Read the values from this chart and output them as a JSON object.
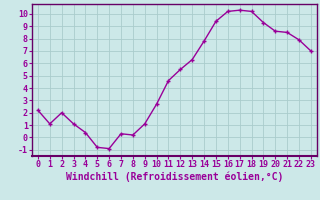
{
  "x": [
    0,
    1,
    2,
    3,
    4,
    5,
    6,
    7,
    8,
    9,
    10,
    11,
    12,
    13,
    14,
    15,
    16,
    17,
    18,
    19,
    20,
    21,
    22,
    23
  ],
  "y": [
    2.2,
    1.1,
    2.0,
    1.1,
    0.4,
    -0.8,
    -0.9,
    0.3,
    0.2,
    1.1,
    2.7,
    4.6,
    5.5,
    6.3,
    7.8,
    9.4,
    10.2,
    10.3,
    10.2,
    9.3,
    8.6,
    8.5,
    7.9,
    7.0
  ],
  "line_color": "#990099",
  "marker": "+",
  "bg_color": "#cce8e8",
  "grid_color": "#aacccc",
  "xlabel": "Windchill (Refroidissement éolien,°C)",
  "xlabel_color": "#990099",
  "tick_color": "#990099",
  "spine_color": "#660066",
  "ylim": [
    -1.5,
    10.8
  ],
  "xlim": [
    -0.5,
    23.5
  ],
  "yticks": [
    -1,
    0,
    1,
    2,
    3,
    4,
    5,
    6,
    7,
    8,
    9,
    10
  ],
  "xticks": [
    0,
    1,
    2,
    3,
    4,
    5,
    6,
    7,
    8,
    9,
    10,
    11,
    12,
    13,
    14,
    15,
    16,
    17,
    18,
    19,
    20,
    21,
    22,
    23
  ],
  "xtick_labels": [
    "0",
    "1",
    "2",
    "3",
    "4",
    "5",
    "6",
    "7",
    "8",
    "9",
    "10",
    "11",
    "12",
    "13",
    "14",
    "15",
    "16",
    "17",
    "18",
    "19",
    "20",
    "21",
    "22",
    "23"
  ],
  "font_family": "monospace",
  "xlabel_fontsize": 7,
  "tick_fontsize": 6,
  "linewidth": 1.0,
  "markersize": 3.5,
  "markeredgewidth": 1.0
}
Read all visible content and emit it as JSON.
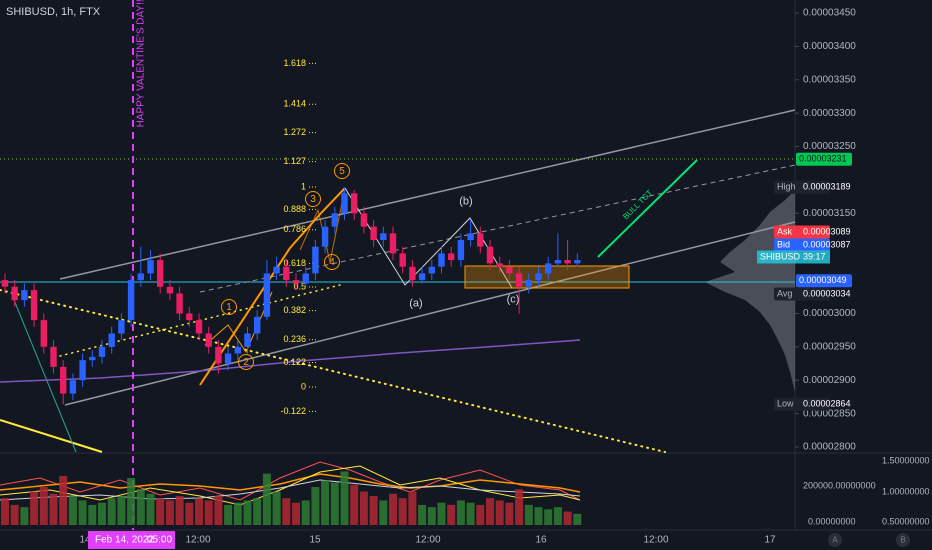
{
  "chart_data": {
    "type": "candlestick",
    "title": "SHIBUSD, 1h, FTX",
    "annotation": "HAPPY VALENTINE'S DAY!!!",
    "target_label": "BULL TGT",
    "up_color": "#2962ff",
    "down_color": "#e91e63",
    "volume_up_color": "#2e7d32",
    "volume_down_color": "#b22833",
    "grid": false,
    "ylim": [
      2.8e-05,
      3.45e-05
    ],
    "yticks": [
      {
        "value": 3.45e-05,
        "label": "0.00003450"
      },
      {
        "value": 3.4e-05,
        "label": "0.00003400"
      },
      {
        "value": 3.35e-05,
        "label": "0.00003350"
      },
      {
        "value": 3.3e-05,
        "label": "0.00003300"
      },
      {
        "value": 3.25e-05,
        "label": "0.00003250"
      },
      {
        "value": 3.15e-05,
        "label": "0.00003150"
      },
      {
        "value": 3e-05,
        "label": "0.00003000"
      },
      {
        "value": 2.95e-05,
        "label": "0.00002950"
      },
      {
        "value": 2.9e-05,
        "label": "0.00002900"
      },
      {
        "value": 2.85e-05,
        "label": "0.00002850"
      },
      {
        "value": 2.8e-05,
        "label": "0.00002800"
      }
    ],
    "open": [
      3.05e-05,
      3.04e-05,
      3.02e-05,
      3.035e-05,
      2.99e-05,
      2.95e-05,
      2.92e-05,
      2.88e-05,
      2.9e-05,
      2.93e-05,
      2.935e-05,
      2.95e-05,
      2.97e-05,
      2.99e-05,
      3.05e-05,
      3.06e-05,
      3.08e-05,
      3.04e-05,
      3.03e-05,
      3e-05,
      2.99e-05,
      2.97e-05,
      2.95e-05,
      2.925e-05,
      2.94e-05,
      2.95e-05,
      2.97e-05,
      2.995e-05,
      3.06e-05,
      3.07e-05,
      3.05e-05,
      3.045e-05,
      3.06e-05,
      3.1e-05,
      3.13e-05,
      3.15e-05,
      3.18e-05,
      3.15e-05,
      3.13e-05,
      3.11e-05,
      3.12e-05,
      3.09e-05,
      3.07e-05,
      3.05e-05,
      3.06e-05,
      3.07e-05,
      3.09e-05,
      3.08e-05,
      3.11e-05,
      3.12e-05,
      3.1e-05,
      3.075e-05,
      3.07e-05,
      3.06e-05,
      3.04e-05,
      3.05e-05,
      3.06e-05,
      3.075e-05,
      3.08e-05,
      3.075e-05
    ],
    "high": [
      3.06e-05,
      3.05e-05,
      3.045e-05,
      3.045e-05,
      3e-05,
      2.96e-05,
      2.93e-05,
      2.91e-05,
      2.94e-05,
      2.945e-05,
      2.96e-05,
      2.98e-05,
      3e-05,
      3.06e-05,
      3.1e-05,
      3.095e-05,
      3.09e-05,
      3.05e-05,
      3.04e-05,
      3.01e-05,
      3e-05,
      2.98e-05,
      2.96e-05,
      2.95e-05,
      2.96e-05,
      2.98e-05,
      3.005e-05,
      3.08e-05,
      3.085e-05,
      3.08e-05,
      3.06e-05,
      3.07e-05,
      3.11e-05,
      3.14e-05,
      3.16e-05,
      3.189e-05,
      3.185e-05,
      3.16e-05,
      3.14e-05,
      3.13e-05,
      3.13e-05,
      3.1e-05,
      3.08e-05,
      3.07e-05,
      3.08e-05,
      3.1e-05,
      3.1e-05,
      3.12e-05,
      3.14e-05,
      3.13e-05,
      3.11e-05,
      3.085e-05,
      3.08e-05,
      3.07e-05,
      3.06e-05,
      3.07e-05,
      3.085e-05,
      3.12e-05,
      3.11e-05,
      3.09e-05
    ],
    "low": [
      3.03e-05,
      3.01e-05,
      3.01e-05,
      2.98e-05,
      2.94e-05,
      2.91e-05,
      2.864e-05,
      2.87e-05,
      2.89e-05,
      2.92e-05,
      2.925e-05,
      2.94e-05,
      2.96e-05,
      2.98e-05,
      3.04e-05,
      3.05e-05,
      3.03e-05,
      3.02e-05,
      2.99e-05,
      2.98e-05,
      2.96e-05,
      2.94e-05,
      2.91e-05,
      2.915e-05,
      2.93e-05,
      2.94e-05,
      2.96e-05,
      2.99e-05,
      3.05e-05,
      3.04e-05,
      3.035e-05,
      3.04e-05,
      3.05e-05,
      3.09e-05,
      3.12e-05,
      3.14e-05,
      3.14e-05,
      3.12e-05,
      3.1e-05,
      3.1e-05,
      3.08e-05,
      3.06e-05,
      3.04e-05,
      3.045e-05,
      3.05e-05,
      3.06e-05,
      3.07e-05,
      3.07e-05,
      3.1e-05,
      3.09e-05,
      3.065e-05,
      3.06e-05,
      3.05e-05,
      3e-05,
      3.03e-05,
      3.04e-05,
      3.05e-05,
      3.07e-05,
      3.065e-05,
      3.07e-05
    ],
    "close": [
      3.04e-05,
      3.02e-05,
      3.035e-05,
      2.99e-05,
      2.95e-05,
      2.92e-05,
      2.88e-05,
      2.9e-05,
      2.93e-05,
      2.935e-05,
      2.95e-05,
      2.97e-05,
      2.99e-05,
      3.05e-05,
      3.06e-05,
      3.08e-05,
      3.04e-05,
      3.03e-05,
      3e-05,
      2.99e-05,
      2.97e-05,
      2.95e-05,
      2.925e-05,
      2.94e-05,
      2.95e-05,
      2.97e-05,
      2.995e-05,
      3.06e-05,
      3.07e-05,
      3.05e-05,
      3.045e-05,
      3.06e-05,
      3.1e-05,
      3.13e-05,
      3.15e-05,
      3.18e-05,
      3.15e-05,
      3.13e-05,
      3.11e-05,
      3.12e-05,
      3.09e-05,
      3.07e-05,
      3.05e-05,
      3.06e-05,
      3.07e-05,
      3.09e-05,
      3.08e-05,
      3.11e-05,
      3.12e-05,
      3.1e-05,
      3.075e-05,
      3.07e-05,
      3.06e-05,
      3.04e-05,
      3.05e-05,
      3.06e-05,
      3.075e-05,
      3.08e-05,
      3.075e-05,
      3.08e-05
    ],
    "volume": [
      120000,
      90000,
      80000,
      150000,
      170000,
      140000,
      220000,
      130000,
      110000,
      90000,
      100000,
      120000,
      130000,
      210000,
      160000,
      140000,
      120000,
      110000,
      130000,
      100000,
      120000,
      110000,
      130000,
      90000,
      100000,
      110000,
      120000,
      230000,
      150000,
      120000,
      100000,
      110000,
      170000,
      200000,
      190000,
      240000,
      180000,
      150000,
      130000,
      110000,
      140000,
      120000,
      150000,
      90000,
      80000,
      100000,
      90000,
      110000,
      100000,
      90000,
      120000,
      110000,
      100000,
      160000,
      90000,
      80000,
      70000,
      80000,
      60000,
      50000
    ],
    "volume_lim": [
      0,
      300000
    ],
    "volume_axis": [
      "1.50000000",
      "200000.00000000",
      "1.00000000",
      "0.00000000",
      "0.50000000"
    ],
    "fib_levels": [
      1.618,
      1.414,
      1.272,
      1.127,
      1,
      0.888,
      0.786,
      0.618,
      0.5,
      0.382,
      0.236,
      0.122,
      0,
      -0.122
    ],
    "wave_labels": [
      "1",
      "2",
      "3",
      "4",
      "5",
      "(a)",
      "(b)",
      "(c)"
    ],
    "price_markers": [
      {
        "value": 3.231e-05,
        "label": "0.00003231"
      },
      {
        "name": "High",
        "value": 3.189e-05,
        "label": "0.00003189"
      },
      {
        "name": "Ask",
        "value": 3.089e-05,
        "label": "0.00003089"
      },
      {
        "name": "Bid",
        "value": 3.087e-05,
        "label": "0.00003087"
      },
      {
        "value": 3.049e-05,
        "label": "0.00003049"
      },
      {
        "name": "Avg",
        "value": 3.034e-05,
        "label": "0.00003034"
      },
      {
        "name": "Low",
        "value": 2.864e-05,
        "label": "0.00002864"
      }
    ],
    "symbol_tag": {
      "name": "SHIBUSD",
      "timer": "39:17"
    },
    "x_labels": [
      "14",
      "12:00",
      "15",
      "12:00",
      "16",
      "12:00",
      "17"
    ],
    "crosshair": {
      "date": "Feb 14, 2022",
      "time": "05:00"
    },
    "buttons": [
      "A",
      "B"
    ]
  }
}
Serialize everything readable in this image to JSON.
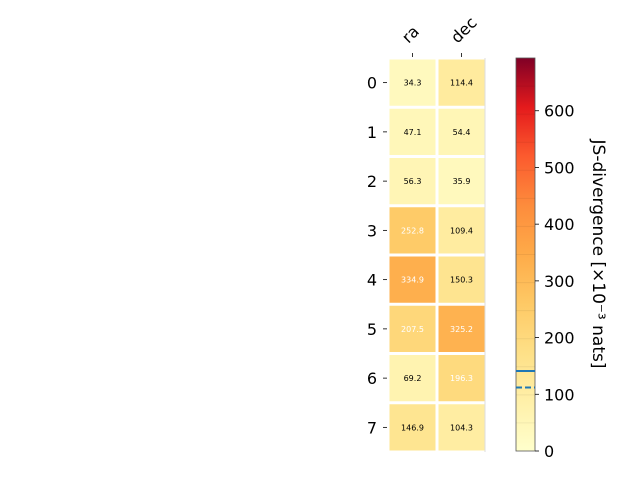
{
  "chart_data": {
    "type": "heatmap",
    "title": "",
    "x_labels": [
      "ra",
      "dec"
    ],
    "y_labels": [
      "0",
      "1",
      "2",
      "3",
      "4",
      "5",
      "6",
      "7"
    ],
    "values": [
      [
        34.3,
        114.4
      ],
      [
        47.1,
        54.4
      ],
      [
        56.3,
        35.9
      ],
      [
        252.8,
        109.4
      ],
      [
        334.9,
        150.3
      ],
      [
        207.5,
        325.2
      ],
      [
        69.2,
        196.3
      ],
      [
        146.9,
        104.3
      ]
    ],
    "colorbar": {
      "label": "JS-divergence [×10⁻³ nats]",
      "range": [
        0,
        693
      ],
      "ticks": [
        0,
        100,
        200,
        300,
        400,
        500,
        600
      ],
      "colormap": "YlOrRd",
      "markers": [
        {
          "value": 141,
          "style": "solid",
          "color": "#1f77b4"
        },
        {
          "value": 112,
          "style": "dashed",
          "color": "#1f77b4"
        }
      ]
    },
    "label_text_colors": {
      "light_cell": "#000000",
      "dark_cell": "#ffffff"
    }
  }
}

*-*-*

◆ EXERCISE DESCRIPTION ◆
Copy every line above that includes the string "values".

◆ COMPLETED EXERCISE ◆
Read the values from this chart and output them as a JSON object.
    "values": [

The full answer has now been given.